— Goal —
Scan the listing below. Report each line that includes "Francisco".

— Items —
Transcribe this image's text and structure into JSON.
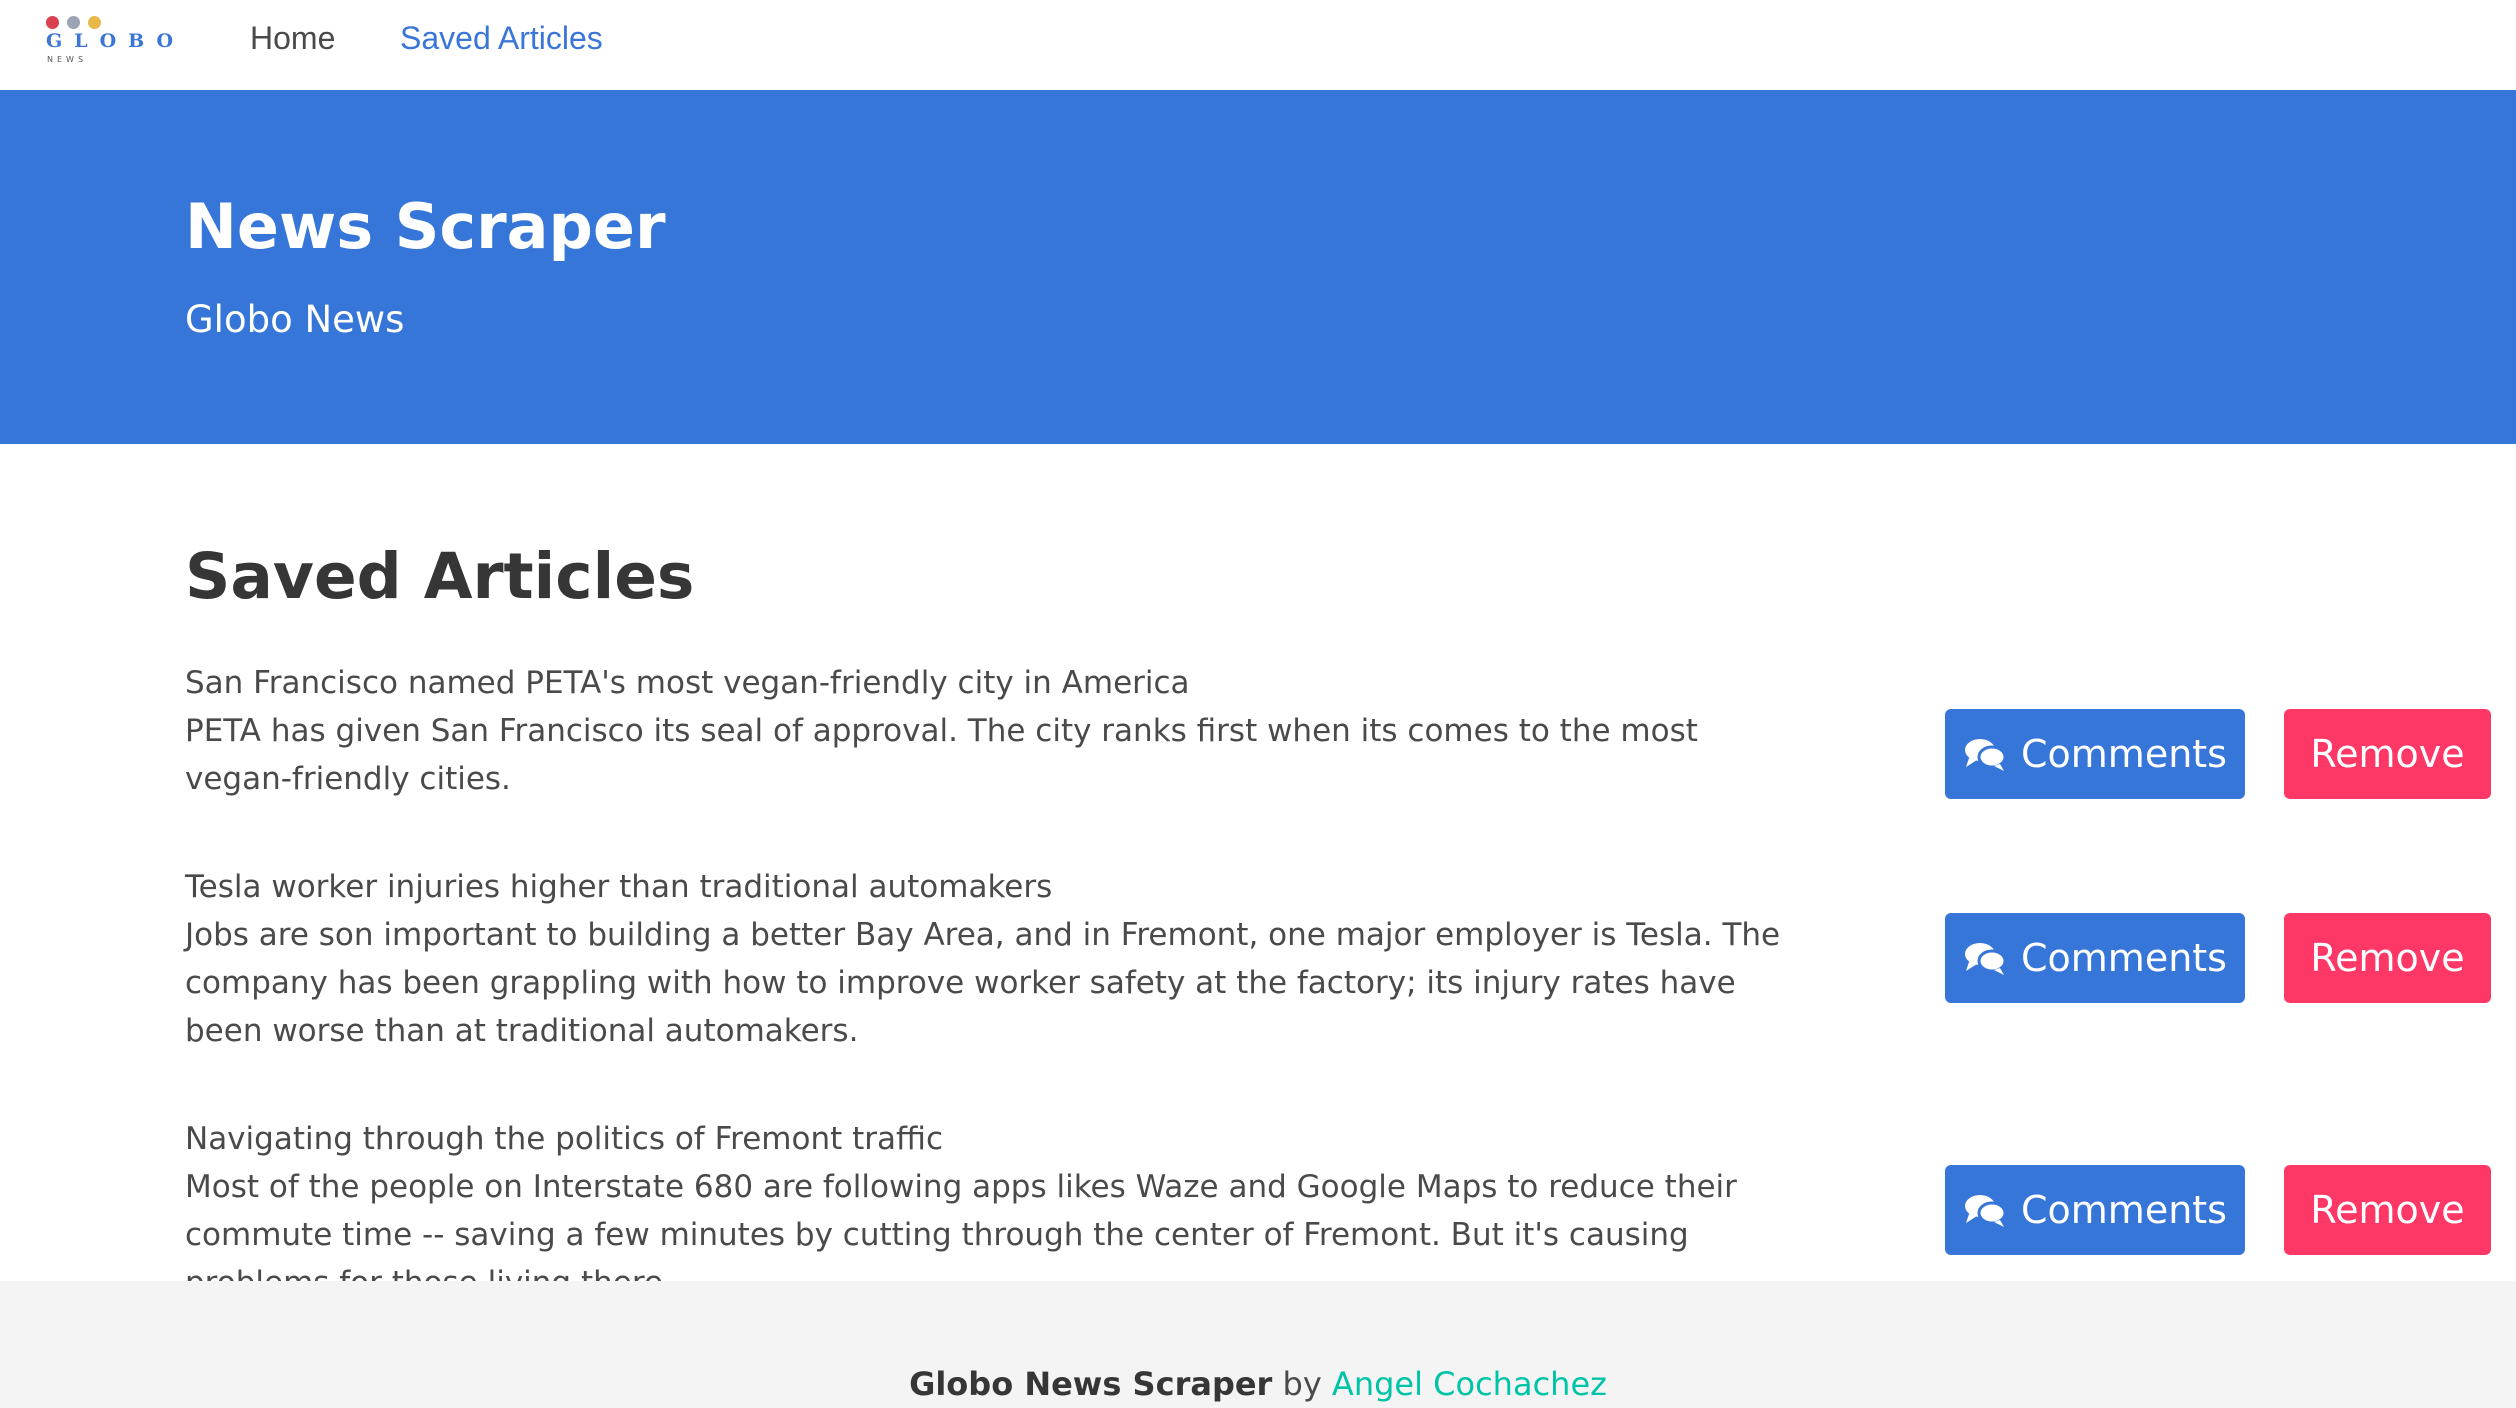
{
  "logo": {
    "word": "GLOBO",
    "sub": "NEWS",
    "dot_colors": [
      "#d94050",
      "#9aa4b5",
      "#e8b84a"
    ]
  },
  "nav": {
    "home_label": "Home",
    "saved_label": "Saved Articles"
  },
  "hero": {
    "title": "News Scraper",
    "subtitle": "Globo News"
  },
  "section": {
    "title": "Saved Articles"
  },
  "articles": [
    {
      "headline": "San Francisco named PETA's most vegan-friendly city in America",
      "summary": "PETA has given San Francisco its seal of approval. The city ranks first when its comes to the most vegan-friendly cities.",
      "comments_label": "Comments",
      "remove_label": "Remove"
    },
    {
      "headline": "Tesla worker injuries higher than traditional automakers",
      "summary": "Jobs are son important to building a better Bay Area, and in Fremont, one major employer is Tesla. The company has been grappling with how to improve worker safety at the factory; its injury rates have been worse than at traditional automakers.",
      "comments_label": "Comments",
      "remove_label": "Remove"
    },
    {
      "headline": "Navigating through the politics of Fremont traffic",
      "summary": "Most of the people on Interstate 680 are following apps likes Waze and Google Maps to reduce their commute time -- saving a few minutes by cutting through the center of Fremont. But it's causing problems for those living there.",
      "comments_label": "Comments",
      "remove_label": "Remove"
    }
  ],
  "footer": {
    "app_name": "Globo News Scraper",
    "by": "by",
    "author": "Angel Cochachez"
  },
  "colors": {
    "primary": "#3676d9",
    "danger": "#fe3866",
    "author_link": "#00c4a7"
  }
}
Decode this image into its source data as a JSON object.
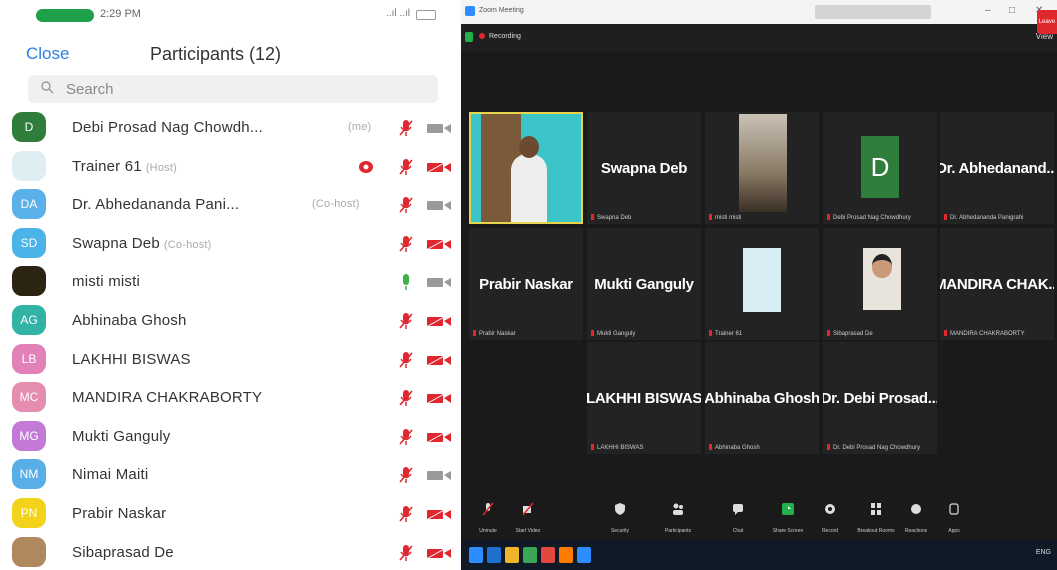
{
  "phone": {
    "status": {
      "time": "2:29 PM",
      "signal": "..ıl ..ıl",
      "battery": ""
    },
    "header": {
      "close_label": "Close",
      "title": "Participants (12)"
    },
    "search": {
      "placeholder": "Search"
    },
    "participants": [
      {
        "initials": "D",
        "name": "Debi Prosad Nag Chowdh...",
        "role": "(me)",
        "avatar_color": "#2e7d3a",
        "mic": "muted",
        "cam": "on",
        "recording": false
      },
      {
        "initials": "",
        "name": "Trainer 61",
        "role": "(Host)",
        "avatar_color": "#dfeef3",
        "mic": "muted",
        "cam": "off",
        "recording": true
      },
      {
        "initials": "DA",
        "name": "Dr. Abhedananda Pani...",
        "role": "(Co-host)",
        "avatar_color": "#5ab1ea",
        "mic": "muted",
        "cam": "on",
        "recording": false
      },
      {
        "initials": "SD",
        "name": "Swapna Deb",
        "role": "(Co-host)",
        "avatar_color": "#4ab3e8",
        "mic": "muted",
        "cam": "off",
        "recording": false
      },
      {
        "initials": "",
        "name": "misti misti",
        "role": "",
        "avatar_color": "#2b2412",
        "mic": "on",
        "cam": "on",
        "recording": false
      },
      {
        "initials": "AG",
        "name": "Abhinaba Ghosh",
        "role": "",
        "avatar_color": "#33b3a6",
        "mic": "muted",
        "cam": "off",
        "recording": false
      },
      {
        "initials": "LB",
        "name": "LAKHHI BISWAS",
        "role": "",
        "avatar_color": "#e281b8",
        "mic": "muted",
        "cam": "off",
        "recording": false
      },
      {
        "initials": "MC",
        "name": "MANDIRA CHAKRABORTY",
        "role": "",
        "avatar_color": "#e58db0",
        "mic": "muted",
        "cam": "off",
        "recording": false
      },
      {
        "initials": "MG",
        "name": "Mukti Ganguly",
        "role": "",
        "avatar_color": "#c27ad6",
        "mic": "muted",
        "cam": "off",
        "recording": false
      },
      {
        "initials": "NM",
        "name": "Nimai Maiti",
        "role": "",
        "avatar_color": "#5aaee8",
        "mic": "muted",
        "cam": "on",
        "recording": false
      },
      {
        "initials": "PN",
        "name": "Prabir Naskar",
        "role": "",
        "avatar_color": "#f3d21c",
        "mic": "muted",
        "cam": "off",
        "recording": false
      },
      {
        "initials": "",
        "name": "Sibaprasad De",
        "role": "",
        "avatar_color": "#b08860",
        "mic": "muted",
        "cam": "off",
        "recording": false
      }
    ]
  },
  "desktop": {
    "window_title": "Zoom Meeting",
    "recording_label": "Recording",
    "view_label": "View",
    "tiles": [
      {
        "display": "",
        "label": "",
        "kind": "video-person",
        "highlight": true
      },
      {
        "display": "Swapna Deb",
        "label": "Swapna Deb",
        "kind": "name"
      },
      {
        "display": "",
        "label": "misti misti",
        "kind": "video-room"
      },
      {
        "display": "D",
        "label": "Debi Prosad Nag Chowdhury",
        "kind": "letter"
      },
      {
        "display": "Dr. Abhedanand...",
        "label": "Dr. Abhedananda Panigrahi",
        "kind": "name"
      },
      {
        "display": "Prabir Naskar",
        "label": "Prabir Naskar",
        "kind": "name"
      },
      {
        "display": "Mukti Ganguly",
        "label": "Mukti Ganguly",
        "kind": "name"
      },
      {
        "display": "",
        "label": "Trainer 61",
        "kind": "blank-light"
      },
      {
        "display": "",
        "label": "Sibaprasad De",
        "kind": "video-face"
      },
      {
        "display": "MANDIRA CHAK...",
        "label": "MANDIRA CHAKRABORTY",
        "kind": "name"
      },
      {
        "display": "LAKHHI BISWAS",
        "label": "LAKHHI BISWAS",
        "kind": "name"
      },
      {
        "display": "Abhinaba Ghosh",
        "label": "Abhinaba Ghosh",
        "kind": "name"
      },
      {
        "display": "Dr. Debi Prosad...",
        "label": "Dr. Debi Prosad Nag Chowdhury",
        "kind": "name"
      }
    ],
    "toolbar": [
      {
        "label": "Unmute",
        "icon": "mic-muted-icon"
      },
      {
        "label": "Start Video",
        "icon": "video-off-icon"
      },
      {
        "label": "Security",
        "icon": "shield-icon"
      },
      {
        "label": "Participants",
        "icon": "participants-icon"
      },
      {
        "label": "Chat",
        "icon": "chat-icon"
      },
      {
        "label": "Share Screen",
        "icon": "share-screen-icon"
      },
      {
        "label": "Record",
        "icon": "record-icon"
      },
      {
        "label": "Breakout Rooms",
        "icon": "breakout-icon"
      },
      {
        "label": "Reactions",
        "icon": "reactions-icon"
      },
      {
        "label": "Apps",
        "icon": "apps-icon"
      }
    ],
    "end_label": "Leave",
    "taskbar_tray": "ENG"
  },
  "colors": {
    "accent_blue": "#2d7fe3",
    "muted_red": "#e0272e",
    "zoom_green": "#23b14d"
  }
}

— Written answer —
      "headline": "San Francisco named PETA's most vegan-friendly city in America",
      "summary": "PETA has given San Francisco its seal of approval. The city ranks first when its comes to the most vegan-friendly cities.",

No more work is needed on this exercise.